Without the pictures, repeat the listing character for character.

── Record set ──

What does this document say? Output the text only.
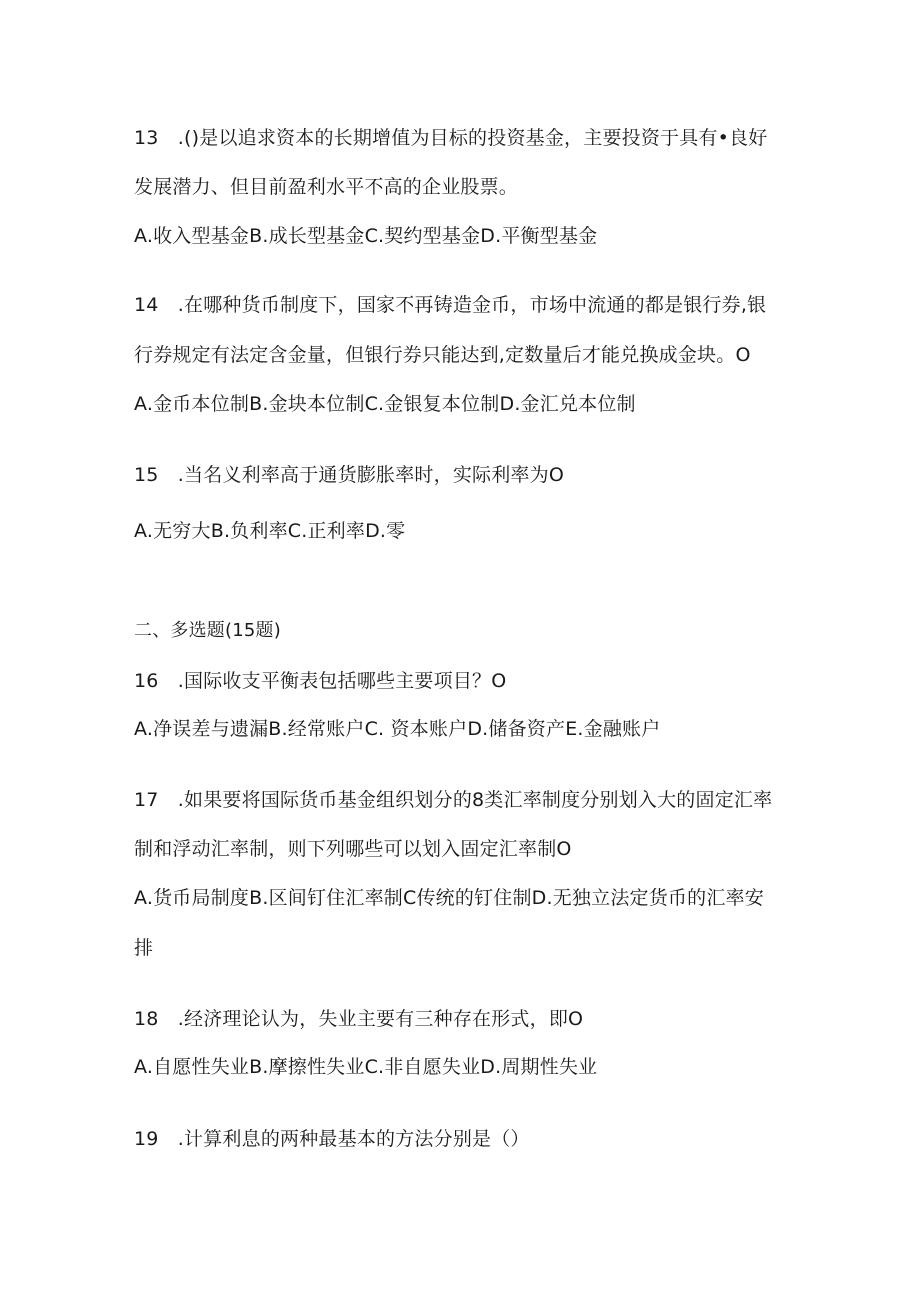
13　.()是以追求资本的长期增值为目标的投资基金，主要投资于具有•良好
发展潜力、但目前盈利水平不高的企业股票。
A.收入型基金B.成长型基金C.契约型基金D.平衡型基金
14　.在哪种货币制度下，国家不再铸造金币，市场中流通的都是银行券,银
行券规定有法定含金量，但银行券只能达到,定数量后才能兑换成金块。O
A.金币本位制B.金块本位制C.金银复本位制D.金汇兑本位制
15　.当名义利率高于通货膨胀率时，实际利率为O
A.无穷大B.负利率C.正利率D.零
二、多选题(15题)
16　.国际收支平衡表包括哪些主要项目？O
A.净误差与遗漏B.经常账户C. 资本账户D.储备资产E.金融账户
17　.如果要将国际货币基金组织划分的8类汇率制度分别划入大的固定汇率
制和浮动汇率制，则下列哪些可以划入固定汇率制O
A.货币局制度B.区间钉住汇率制C传统的钉住制D.无独立法定货币的汇率安
排
18　.经济理论认为，失业主要有三种存在形式，即O
A.自愿性失业B.摩擦性失业C.非自愿失业D.周期性失业
19　.计算利息的两种最基本的方法分别是（）
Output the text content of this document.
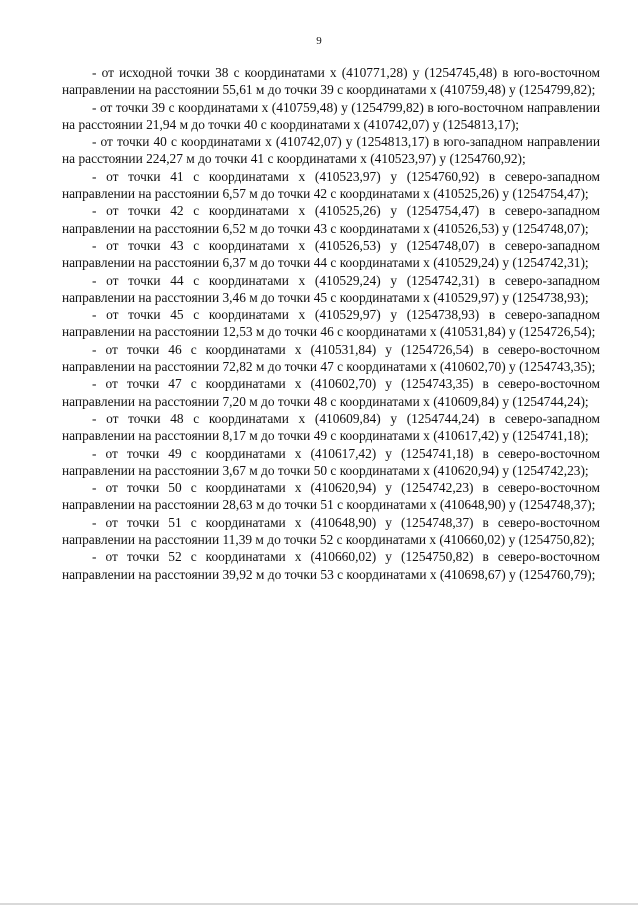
9

- от исходной точки 38 с координатами х (410771,28) у (1254745,48) в юго-восточном направлении на расстоянии 55,61 м до точки 39 с координатами х (410759,48) у (1254799,82);

- от точки 39 с координатами х (410759,48) у (1254799,82) в юго-восточном направлении на расстоянии 21,94 м до точки 40 с координатами х (410742,07) у (1254813,17);

- от точки 40 с координатами х (410742,07) у (1254813,17) в юго-западном направлении на расстоянии 224,27 м до точки 41 с координатами х (410523,97) у (1254760,92);

- от точки 41 с координатами х (410523,97) у (1254760,92) в северо-западном направлении на расстоянии 6,57 м до точки 42 с координатами х (410525,26) у (1254754,47);

- от точки 42 с координатами х (410525,26) у (1254754,47) в северо-западном направлении на расстоянии 6,52 м до точки 43 с координатами х (410526,53) у (1254748,07);

- от точки 43 с координатами х (410526,53) у (1254748,07) в северо-западном направлении на расстоянии 6,37 м до точки 44 с координатами х (410529,24) у (1254742,31);

- от точки 44 с координатами х (410529,24) у (1254742,31) в северо-западном направлении на расстоянии 3,46 м до точки 45 с координатами х (410529,97) у (1254738,93);

- от точки 45 с координатами х (410529,97) у (1254738,93) в северо-западном направлении на расстоянии 12,53 м до точки 46 с координатами х (410531,84) у (1254726,54);

- от точки 46 с координатами х (410531,84) у (1254726,54) в северо-восточном направлении на расстоянии 72,82 м до точки 47 с координатами х (410602,70) у (1254743,35);

- от точки 47 с координатами х (410602,70) у (1254743,35) в северо-восточном направлении на расстоянии 7,20 м до точки 48 с координатами х (410609,84) у (1254744,24);

- от точки 48 с координатами х (410609,84) у (1254744,24) в северо-западном направлении на расстоянии 8,17 м до точки 49 с координатами х (410617,42) у (1254741,18);

- от точки 49 с координатами х (410617,42) у (1254741,18) в северо-восточном направлении на расстоянии 3,67 м до точки 50 с координатами х (410620,94) у (1254742,23);

- от точки 50 с координатами х (410620,94) у (1254742,23) в северо-восточном направлении на расстоянии 28,63 м до точки 51 с координатами х (410648,90) у (1254748,37);

- от точки 51 с координатами х (410648,90) у (1254748,37) в северо-восточном направлении на расстоянии 11,39 м до точки 52 с координатами х (410660,02) у (1254750,82);

- от точки 52 с координатами х (410660,02) у (1254750,82) в северо-восточном направлении на расстоянии 39,92 м до точки 53 с координатами х (410698,67) у (1254760,79);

───

:: Right answer ::
What does this document say? Output the text only.
13　.()是以追求资本的长期增值为目标的投资基金，主要投资于具有•良好
发展潜力、但目前盈利水平不高的企业股票。
A.收入型基金B.成长型基金C.契约型基金D.平衡型基金
14　.在哪种货币制度下，国家不再铸造金币，市场中流通的都是银行券,银
行券规定有法定含金量，但银行券只能达到,定数量后才能兑换成金块。O
A.金币本位制B.金块本位制C.金银复本位制D.金汇兑本位制
15　.当名义利率高于通货膨胀率时，实际利率为O
A.无穷大B.负利率C.正利率D.零
二、多选题(15题)
16　.国际收支平衡表包括哪些主要项目？O
A.净误差与遗漏B.经常账户C. 资本账户D.储备资产E.金融账户
17　.如果要将国际货币基金组织划分的8类汇率制度分别划入大的固定汇率
制和浮动汇率制，则下列哪些可以划入固定汇率制O
A.货币局制度B.区间钉住汇率制C传统的钉住制D.无独立法定货币的汇率安
排
18　.经济理论认为，失业主要有三种存在形式，即O
A.自愿性失业B.摩擦性失业C.非自愿失业D.周期性失业
19　.计算利息的两种最基本的方法分别是（）
Output the text content of this document.
9

- от исходной точки 38 с координатами х (410771,28) у (1254745,48) в юго-восточном направлении на расстоянии 55,61 м до точки 39 с координатами х (410759,48) у (1254799,82);

- от точки 39 с координатами х (410759,48) у (1254799,82) в юго-восточном направлении на расстоянии 21,94 м до точки 40 с координатами х (410742,07) у (1254813,17);

- от точки 40 с координатами х (410742,07) у (1254813,17) в юго-западном направлении на расстоянии 224,27 м до точки 41 с координатами х (410523,97) у (1254760,92);

- от точки 41 с координатами х (410523,97) у (1254760,92) в северо-западном направлении на расстоянии 6,57 м до точки 42 с координатами х (410525,26) у (1254754,47);

- от точки 42 с координатами х (410525,26) у (1254754,47) в северо-западном направлении на расстоянии 6,52 м до точки 43 с координатами х (410526,53) у (1254748,07);

- от точки 43 с координатами х (410526,53) у (1254748,07) в северо-западном направлении на расстоянии 6,37 м до точки 44 с координатами х (410529,24) у (1254742,31);

- от точки 44 с координатами х (410529,24) у (1254742,31) в северо-западном направлении на расстоянии 3,46 м до точки 45 с координатами х (410529,97) у (1254738,93);

- от точки 45 с координатами х (410529,97) у (1254738,93) в северо-западном направлении на расстоянии 12,53 м до точки 46 с координатами х (410531,84) у (1254726,54);

- от точки 46 с координатами х (410531,84) у (1254726,54) в северо-восточном направлении на расстоянии 72,82 м до точки 47 с координатами х (410602,70) у (1254743,35);

- от точки 47 с координатами х (410602,70) у (1254743,35) в северо-восточном направлении на расстоянии 7,20 м до точки 48 с координатами х (410609,84) у (1254744,24);

- от точки 48 с координатами х (410609,84) у (1254744,24) в северо-западном направлении на расстоянии 8,17 м до точки 49 с координатами х (410617,42) у (1254741,18);

- от точки 49 с координатами х (410617,42) у (1254741,18) в северо-восточном направлении на расстоянии 3,67 м до точки 50 с координатами х (410620,94) у (1254742,23);

- от точки 50 с координатами х (410620,94) у (1254742,23) в северо-восточном направлении на расстоянии 28,63 м до точки 51 с координатами х (410648,90) у (1254748,37);

- от точки 51 с координатами х (410648,90) у (1254748,37) в северо-восточном направлении на расстоянии 11,39 м до точки 52 с координатами х (410660,02) у (1254750,82);

- от точки 52 с координатами х (410660,02) у (1254750,82) в северо-восточном направлении на расстоянии 39,92 м до точки 53 с координатами х (410698,67) у (1254760,79);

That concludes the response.